═══ RECORDS TO PROCESS

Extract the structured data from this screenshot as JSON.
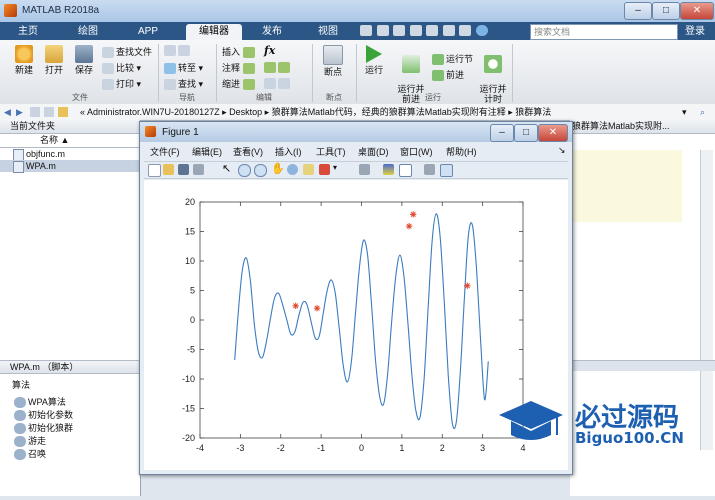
{
  "window": {
    "title": "MATLAB R2018a",
    "minimize": "–",
    "maximize": "□",
    "close": "✕"
  },
  "tabs": [
    {
      "label": "主页",
      "active": false
    },
    {
      "label": "绘图",
      "active": false
    },
    {
      "label": "APP",
      "active": false
    },
    {
      "label": "编辑器",
      "active": true
    },
    {
      "label": "发布",
      "active": false
    },
    {
      "label": "视图",
      "active": false
    }
  ],
  "search": {
    "placeholder": "搜索文档"
  },
  "signin": "登录",
  "toolstrip": {
    "file": {
      "new": "新建",
      "open": "打开",
      "save": "保存",
      "find_files": "查找文件",
      "compare": "比较",
      "print": "打印",
      "group": "文件"
    },
    "navigate": {
      "goto": "转至",
      "find": "查找",
      "group": "导航"
    },
    "edit": {
      "insert": "插入",
      "comment": "注释",
      "indent": "缩进",
      "fx": "fx",
      "group": "编辑"
    },
    "breakpoints": {
      "label": "断点",
      "group": "断点"
    },
    "run": {
      "run": "运行",
      "run_advance": "运行并\n前进",
      "run_section": "运行节",
      "advance": "前进",
      "run_time": "运行并\n计时",
      "group": "运行"
    }
  },
  "address": {
    "path": [
      "«",
      "Administrator.WIN7U-20180127Z",
      "Desktop",
      "狼群算法Matlab代码，经典的狼群算法Matlab实现附有注释",
      "狼群算法"
    ]
  },
  "current_folder": {
    "title": "当前文件夹",
    "column": "名称 ▲",
    "files": [
      {
        "name": "objfunc.m",
        "selected": false
      },
      {
        "name": "WPA.m",
        "selected": true
      }
    ]
  },
  "details": {
    "title": "WPA.m （脚本）",
    "heading": "算法",
    "items": [
      "WPA算法",
      "初始化参数",
      "初始化狼群",
      "游走",
      "召唤"
    ]
  },
  "editor_tab": "狼群算法Matlab实现附...",
  "figure": {
    "title": "Figure 1",
    "menu": [
      "文件(F)",
      "编辑(E)",
      "查看(V)",
      "插入(I)",
      "工具(T)",
      "桌面(D)",
      "窗口(W)",
      "帮助(H)"
    ],
    "tools": [
      "new-figure",
      "open-file",
      "save",
      "print",
      "pointer",
      "zoom-in",
      "zoom-out",
      "pan",
      "rotate-3d",
      "data-cursor",
      "brush",
      "link-plot",
      "colorbar",
      "legend",
      "hide-plot-tools",
      "show-plot-tools"
    ]
  },
  "chart_data": {
    "type": "line",
    "title": "",
    "xlabel": "",
    "ylabel": "",
    "xlim": [
      -4,
      4
    ],
    "ylim": [
      -20,
      20
    ],
    "xticks": [
      -4,
      -3,
      -2,
      -1,
      0,
      1,
      2,
      3,
      4
    ],
    "yticks": [
      20,
      15,
      10,
      5,
      0,
      -5,
      -10,
      -15,
      -20
    ],
    "grid": false,
    "series": [
      {
        "style": "line",
        "color": "#3a7cc0",
        "x": [
          -3.14,
          -3.05,
          -2.95,
          -2.85,
          -2.75,
          -2.65,
          -2.55,
          -2.45,
          -2.35,
          -2.25,
          -2.15,
          -2.05,
          -1.95,
          -1.85,
          -1.75,
          -1.65,
          -1.55,
          -1.45,
          -1.35,
          -1.25,
          -1.15,
          -1.05,
          -0.95,
          -0.85,
          -0.75,
          -0.65,
          -0.55,
          -0.45,
          -0.35,
          -0.25,
          -0.15,
          -0.05,
          0.05,
          0.15,
          0.25,
          0.35,
          0.45,
          0.55,
          0.65,
          0.75,
          0.85,
          0.95,
          1.05,
          1.15,
          1.25,
          1.35,
          1.45,
          1.55,
          1.65,
          1.75,
          1.85,
          1.95,
          2.05,
          2.15,
          2.25,
          2.35,
          2.45,
          2.55,
          2.65,
          2.75,
          2.85,
          2.95,
          3.05,
          3.14
        ],
        "y": [
          -6.8,
          1.5,
          8.5,
          10.5,
          6.5,
          -1.0,
          -5.5,
          -6.3,
          -3.5,
          0.5,
          3.8,
          4.5,
          2.5,
          0.0,
          -2.4,
          -2.0,
          0.8,
          3.0,
          2.6,
          -0.2,
          -3.0,
          -2.8,
          1.0,
          5.0,
          6.8,
          4.5,
          -1.5,
          -7.8,
          -10.5,
          -7.0,
          1.0,
          9.0,
          13.5,
          11.0,
          2.5,
          -7.0,
          -13.0,
          -14.2,
          -9.0,
          0.0,
          7.5,
          11.0,
          7.5,
          -0.5,
          -9.5,
          -15.5,
          -16.5,
          -10.0,
          2.0,
          13.5,
          18.0,
          14.0,
          3.0,
          -9.5,
          -17.5,
          -17.2,
          -8.5,
          4.0,
          14.5,
          16.0,
          8.5,
          -3.5,
          -13.5,
          -7.0
        ]
      },
      {
        "style": "markers",
        "marker": "*",
        "color": "#e0462a",
        "x": [
          -1.63,
          -1.1,
          1.18,
          1.28,
          2.62
        ],
        "y": [
          2.4,
          2.0,
          15.9,
          17.9,
          5.8
        ]
      }
    ]
  },
  "watermark": {
    "brand": "必过源码",
    "url": "Biguo100.CN"
  }
}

══════

### EXERCISE PROMPT
Count the lines of the data that contain the string "title", and reply with that number alone.

### SOLUTION FOR THIS PROBLEM
5